Give the data below again exactly as written, without its pictures.
※ ※ ※
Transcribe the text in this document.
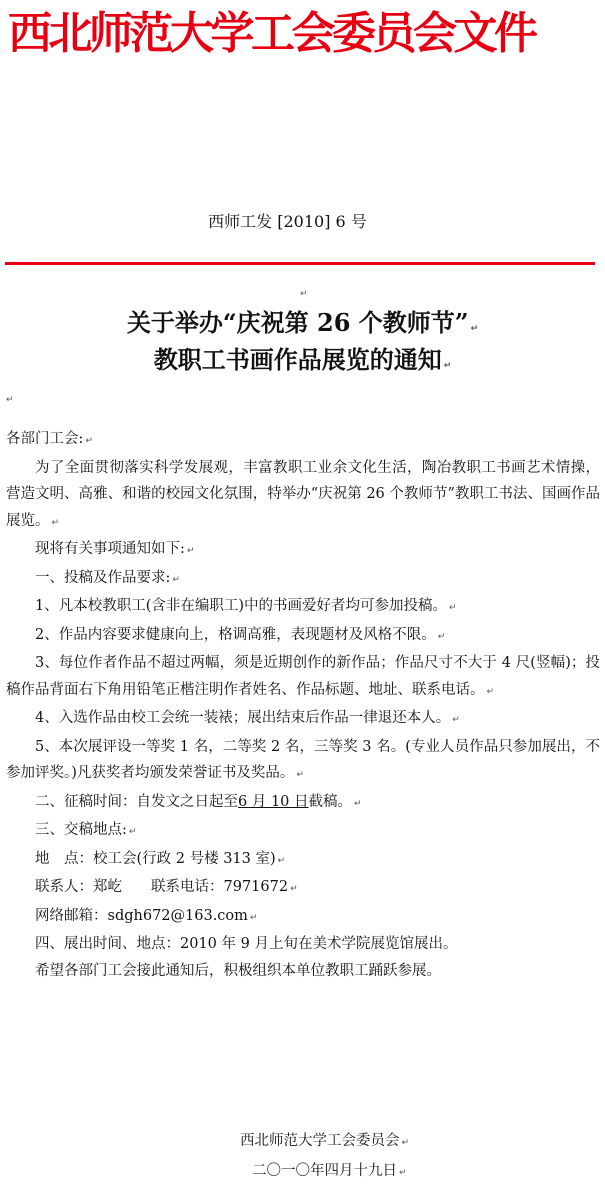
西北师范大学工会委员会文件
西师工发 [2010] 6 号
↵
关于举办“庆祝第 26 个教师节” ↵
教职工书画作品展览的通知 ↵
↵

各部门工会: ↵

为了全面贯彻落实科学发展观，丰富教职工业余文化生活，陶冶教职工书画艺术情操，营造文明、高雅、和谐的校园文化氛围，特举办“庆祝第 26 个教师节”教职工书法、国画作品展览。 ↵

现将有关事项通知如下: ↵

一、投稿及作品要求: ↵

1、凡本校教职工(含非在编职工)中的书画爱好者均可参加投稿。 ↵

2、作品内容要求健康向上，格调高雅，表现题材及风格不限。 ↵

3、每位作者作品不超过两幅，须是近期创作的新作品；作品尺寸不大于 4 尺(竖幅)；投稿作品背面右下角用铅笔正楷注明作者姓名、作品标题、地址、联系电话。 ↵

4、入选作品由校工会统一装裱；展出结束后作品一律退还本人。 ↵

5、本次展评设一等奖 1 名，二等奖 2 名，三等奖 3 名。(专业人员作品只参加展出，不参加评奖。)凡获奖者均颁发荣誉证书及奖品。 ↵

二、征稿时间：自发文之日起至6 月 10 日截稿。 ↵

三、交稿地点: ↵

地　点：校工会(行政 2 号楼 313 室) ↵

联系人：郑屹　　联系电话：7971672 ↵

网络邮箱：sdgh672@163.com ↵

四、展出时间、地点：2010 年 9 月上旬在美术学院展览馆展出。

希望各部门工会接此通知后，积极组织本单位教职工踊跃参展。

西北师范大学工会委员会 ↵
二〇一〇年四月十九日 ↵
※ ※ ※
**Solved exercise:**
Transcribe the text in this document.
西北师范大学工会委员会文件
西师工发 [2010] 6 号
↵
关于举办“庆祝第 26 个教师节” ↵
教职工书画作品展览的通知 ↵
↵

各部门工会: ↵

为了全面贯彻落实科学发展观，丰富教职工业余文化生活，陶冶教职工书画艺术情操，营造文明、高雅、和谐的校园文化氛围，特举办“庆祝第 26 个教师节”教职工书法、国画作品展览。 ↵

现将有关事项通知如下: ↵

一、投稿及作品要求: ↵

1、凡本校教职工(含非在编职工)中的书画爱好者均可参加投稿。 ↵

2、作品内容要求健康向上，格调高雅，表现题材及风格不限。 ↵

3、每位作者作品不超过两幅，须是近期创作的新作品；作品尺寸不大于 4 尺(竖幅)；投稿作品背面右下角用铅笔正楷注明作者姓名、作品标题、地址、联系电话。 ↵

4、入选作品由校工会统一装裱；展出结束后作品一律退还本人。 ↵

5、本次展评设一等奖 1 名，二等奖 2 名，三等奖 3 名。(专业人员作品只参加展出，不参加评奖。)凡获奖者均颁发荣誉证书及奖品。 ↵

二、征稿时间：自发文之日起至6 月 10 日截稿。 ↵

三、交稿地点: ↵

地　点：校工会(行政 2 号楼 313 室) ↵

联系人：郑屹　　联系电话：7971672 ↵

网络邮箱：sdgh672@163.com ↵

四、展出时间、地点：2010 年 9 月上旬在美术学院展览馆展出。

希望各部门工会接此通知后，积极组织本单位教职工踊跃参展。

西北师范大学工会委员会 ↵
二〇一〇年四月十九日 ↵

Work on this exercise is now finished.